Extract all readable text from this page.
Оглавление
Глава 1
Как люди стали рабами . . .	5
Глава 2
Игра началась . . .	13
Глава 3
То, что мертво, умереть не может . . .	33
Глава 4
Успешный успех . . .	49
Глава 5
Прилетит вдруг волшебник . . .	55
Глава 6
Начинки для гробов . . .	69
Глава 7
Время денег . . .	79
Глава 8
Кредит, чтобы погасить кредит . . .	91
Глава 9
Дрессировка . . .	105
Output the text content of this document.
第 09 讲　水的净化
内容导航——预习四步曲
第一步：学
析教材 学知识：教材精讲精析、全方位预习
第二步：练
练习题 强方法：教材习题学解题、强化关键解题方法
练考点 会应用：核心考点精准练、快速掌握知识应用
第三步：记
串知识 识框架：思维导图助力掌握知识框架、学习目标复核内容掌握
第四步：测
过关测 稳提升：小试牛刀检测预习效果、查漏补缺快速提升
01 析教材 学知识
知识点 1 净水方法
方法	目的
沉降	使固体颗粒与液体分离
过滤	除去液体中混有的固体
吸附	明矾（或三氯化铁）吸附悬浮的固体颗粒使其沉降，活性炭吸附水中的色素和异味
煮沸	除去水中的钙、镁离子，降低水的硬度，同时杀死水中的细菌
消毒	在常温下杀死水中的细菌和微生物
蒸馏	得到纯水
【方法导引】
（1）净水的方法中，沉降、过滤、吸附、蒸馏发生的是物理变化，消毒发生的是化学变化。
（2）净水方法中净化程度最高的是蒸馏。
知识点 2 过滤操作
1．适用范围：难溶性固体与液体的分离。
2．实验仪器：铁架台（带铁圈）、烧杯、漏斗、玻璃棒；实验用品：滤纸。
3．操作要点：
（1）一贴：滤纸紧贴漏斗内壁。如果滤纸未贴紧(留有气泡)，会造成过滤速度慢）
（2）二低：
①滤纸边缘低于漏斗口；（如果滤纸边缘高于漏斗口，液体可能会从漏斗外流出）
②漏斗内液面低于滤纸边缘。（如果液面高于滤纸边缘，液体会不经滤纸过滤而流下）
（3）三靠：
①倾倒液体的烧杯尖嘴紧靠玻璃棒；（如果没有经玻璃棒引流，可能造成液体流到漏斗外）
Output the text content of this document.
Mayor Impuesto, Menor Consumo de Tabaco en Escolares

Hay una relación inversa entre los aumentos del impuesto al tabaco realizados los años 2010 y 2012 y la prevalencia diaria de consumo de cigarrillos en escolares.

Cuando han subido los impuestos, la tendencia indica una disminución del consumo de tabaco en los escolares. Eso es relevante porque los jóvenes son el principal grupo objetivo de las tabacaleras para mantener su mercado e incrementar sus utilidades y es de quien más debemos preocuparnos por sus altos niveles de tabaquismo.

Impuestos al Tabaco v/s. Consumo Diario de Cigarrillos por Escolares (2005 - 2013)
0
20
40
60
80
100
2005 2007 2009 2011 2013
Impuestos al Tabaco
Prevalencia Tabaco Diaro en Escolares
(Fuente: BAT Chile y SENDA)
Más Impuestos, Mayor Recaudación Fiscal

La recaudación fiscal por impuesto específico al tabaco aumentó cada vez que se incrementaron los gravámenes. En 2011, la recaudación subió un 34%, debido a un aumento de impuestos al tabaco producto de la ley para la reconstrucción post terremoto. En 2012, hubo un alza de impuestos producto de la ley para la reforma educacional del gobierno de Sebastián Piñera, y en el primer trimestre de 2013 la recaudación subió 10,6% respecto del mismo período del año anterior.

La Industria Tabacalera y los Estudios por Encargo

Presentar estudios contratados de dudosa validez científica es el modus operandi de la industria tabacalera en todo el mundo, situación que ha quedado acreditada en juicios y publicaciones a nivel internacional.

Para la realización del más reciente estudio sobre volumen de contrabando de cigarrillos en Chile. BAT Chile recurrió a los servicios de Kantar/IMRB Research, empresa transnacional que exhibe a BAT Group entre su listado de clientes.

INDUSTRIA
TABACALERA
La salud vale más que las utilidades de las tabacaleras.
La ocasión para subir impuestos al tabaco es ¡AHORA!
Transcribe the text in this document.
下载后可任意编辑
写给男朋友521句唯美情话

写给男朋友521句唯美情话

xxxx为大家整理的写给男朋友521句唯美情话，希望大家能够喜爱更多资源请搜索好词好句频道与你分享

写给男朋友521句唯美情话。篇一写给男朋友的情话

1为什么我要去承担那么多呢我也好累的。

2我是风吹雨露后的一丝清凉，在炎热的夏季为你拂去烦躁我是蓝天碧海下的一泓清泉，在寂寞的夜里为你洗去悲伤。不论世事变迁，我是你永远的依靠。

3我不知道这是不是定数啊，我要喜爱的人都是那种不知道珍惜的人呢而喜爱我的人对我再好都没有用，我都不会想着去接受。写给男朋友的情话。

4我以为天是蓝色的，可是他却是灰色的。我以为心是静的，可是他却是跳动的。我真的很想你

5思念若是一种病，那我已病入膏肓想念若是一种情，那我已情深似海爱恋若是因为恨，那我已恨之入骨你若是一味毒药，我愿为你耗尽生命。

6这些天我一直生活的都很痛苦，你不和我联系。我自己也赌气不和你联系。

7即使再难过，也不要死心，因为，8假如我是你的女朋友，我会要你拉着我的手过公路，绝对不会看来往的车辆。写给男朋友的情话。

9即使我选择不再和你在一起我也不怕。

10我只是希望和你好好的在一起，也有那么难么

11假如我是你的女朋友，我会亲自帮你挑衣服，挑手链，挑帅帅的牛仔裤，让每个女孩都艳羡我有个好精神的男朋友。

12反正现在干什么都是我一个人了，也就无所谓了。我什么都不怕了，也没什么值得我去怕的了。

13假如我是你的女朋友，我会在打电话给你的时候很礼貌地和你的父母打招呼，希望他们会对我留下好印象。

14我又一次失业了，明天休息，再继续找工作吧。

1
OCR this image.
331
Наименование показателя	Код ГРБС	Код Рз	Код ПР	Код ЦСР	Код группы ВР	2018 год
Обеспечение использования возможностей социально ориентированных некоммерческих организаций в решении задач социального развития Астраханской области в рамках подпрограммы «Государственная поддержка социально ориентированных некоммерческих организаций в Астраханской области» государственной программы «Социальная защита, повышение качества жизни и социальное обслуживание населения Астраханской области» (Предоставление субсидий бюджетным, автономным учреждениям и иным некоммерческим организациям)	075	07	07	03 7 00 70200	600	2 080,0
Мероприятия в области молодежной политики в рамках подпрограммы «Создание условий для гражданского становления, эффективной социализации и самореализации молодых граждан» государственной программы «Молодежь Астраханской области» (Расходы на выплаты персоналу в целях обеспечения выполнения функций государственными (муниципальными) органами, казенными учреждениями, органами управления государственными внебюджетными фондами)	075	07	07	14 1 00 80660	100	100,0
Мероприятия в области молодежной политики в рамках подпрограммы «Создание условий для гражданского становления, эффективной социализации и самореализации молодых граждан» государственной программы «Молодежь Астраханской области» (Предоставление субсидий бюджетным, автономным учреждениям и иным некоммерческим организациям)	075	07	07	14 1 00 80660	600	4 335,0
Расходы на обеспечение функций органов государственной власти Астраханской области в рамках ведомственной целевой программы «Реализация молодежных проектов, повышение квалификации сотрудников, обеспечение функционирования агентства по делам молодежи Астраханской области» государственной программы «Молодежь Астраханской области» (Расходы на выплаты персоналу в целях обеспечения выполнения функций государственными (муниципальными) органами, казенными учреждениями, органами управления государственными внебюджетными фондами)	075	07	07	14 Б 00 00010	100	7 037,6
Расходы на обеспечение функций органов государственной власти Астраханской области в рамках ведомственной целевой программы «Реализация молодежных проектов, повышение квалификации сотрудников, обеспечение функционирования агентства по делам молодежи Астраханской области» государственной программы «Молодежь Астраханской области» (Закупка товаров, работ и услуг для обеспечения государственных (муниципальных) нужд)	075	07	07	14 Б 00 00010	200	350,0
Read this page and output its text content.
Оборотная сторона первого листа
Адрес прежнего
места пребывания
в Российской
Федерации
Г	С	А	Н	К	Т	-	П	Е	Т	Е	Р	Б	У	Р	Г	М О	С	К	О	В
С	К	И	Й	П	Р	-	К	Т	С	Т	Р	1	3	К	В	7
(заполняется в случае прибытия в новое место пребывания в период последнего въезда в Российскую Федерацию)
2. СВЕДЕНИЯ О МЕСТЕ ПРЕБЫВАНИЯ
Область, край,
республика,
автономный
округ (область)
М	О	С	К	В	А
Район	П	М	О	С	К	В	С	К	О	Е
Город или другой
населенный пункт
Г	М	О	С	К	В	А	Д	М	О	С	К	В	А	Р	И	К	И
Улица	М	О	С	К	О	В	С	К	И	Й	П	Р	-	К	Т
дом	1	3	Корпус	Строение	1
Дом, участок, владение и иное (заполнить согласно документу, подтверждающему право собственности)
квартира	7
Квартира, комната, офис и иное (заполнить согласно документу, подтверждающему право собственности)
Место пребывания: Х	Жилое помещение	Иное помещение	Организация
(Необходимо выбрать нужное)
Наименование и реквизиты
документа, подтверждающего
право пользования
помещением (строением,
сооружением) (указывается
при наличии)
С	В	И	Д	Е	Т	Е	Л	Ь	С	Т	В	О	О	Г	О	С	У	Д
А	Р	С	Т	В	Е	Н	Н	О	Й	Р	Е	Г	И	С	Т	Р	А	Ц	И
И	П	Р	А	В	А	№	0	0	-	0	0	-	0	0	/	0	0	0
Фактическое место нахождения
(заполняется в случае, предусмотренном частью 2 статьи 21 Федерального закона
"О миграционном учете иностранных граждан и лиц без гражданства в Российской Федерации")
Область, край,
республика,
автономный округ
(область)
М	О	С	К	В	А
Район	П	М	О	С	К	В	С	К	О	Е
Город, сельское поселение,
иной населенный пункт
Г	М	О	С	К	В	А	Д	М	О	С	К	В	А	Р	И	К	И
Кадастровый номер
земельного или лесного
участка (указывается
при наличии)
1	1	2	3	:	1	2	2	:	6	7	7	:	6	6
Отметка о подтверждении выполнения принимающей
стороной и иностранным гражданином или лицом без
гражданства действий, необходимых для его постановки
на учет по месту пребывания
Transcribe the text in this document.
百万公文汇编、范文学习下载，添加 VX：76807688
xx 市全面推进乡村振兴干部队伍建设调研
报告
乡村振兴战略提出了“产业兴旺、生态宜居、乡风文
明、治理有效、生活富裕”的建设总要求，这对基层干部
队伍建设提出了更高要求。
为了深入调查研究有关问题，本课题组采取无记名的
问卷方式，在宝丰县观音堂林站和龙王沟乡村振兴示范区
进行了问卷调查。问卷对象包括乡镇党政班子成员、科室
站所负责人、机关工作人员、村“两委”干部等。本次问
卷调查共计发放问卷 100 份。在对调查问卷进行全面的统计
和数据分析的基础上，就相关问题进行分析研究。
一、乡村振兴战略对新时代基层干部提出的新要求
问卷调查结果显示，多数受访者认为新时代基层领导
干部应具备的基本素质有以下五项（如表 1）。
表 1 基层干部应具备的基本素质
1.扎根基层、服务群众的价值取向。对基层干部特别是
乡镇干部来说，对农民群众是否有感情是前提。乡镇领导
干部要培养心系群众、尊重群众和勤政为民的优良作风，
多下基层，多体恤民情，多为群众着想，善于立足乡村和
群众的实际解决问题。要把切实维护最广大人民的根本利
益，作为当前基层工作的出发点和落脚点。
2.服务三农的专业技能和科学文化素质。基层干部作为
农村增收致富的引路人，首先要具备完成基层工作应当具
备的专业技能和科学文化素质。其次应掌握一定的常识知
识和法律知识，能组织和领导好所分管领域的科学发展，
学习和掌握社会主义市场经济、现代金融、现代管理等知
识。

**What the task asks**
Across the preceding material, how many lines contain the word "Глава"? State the number alone.

**Task result**
9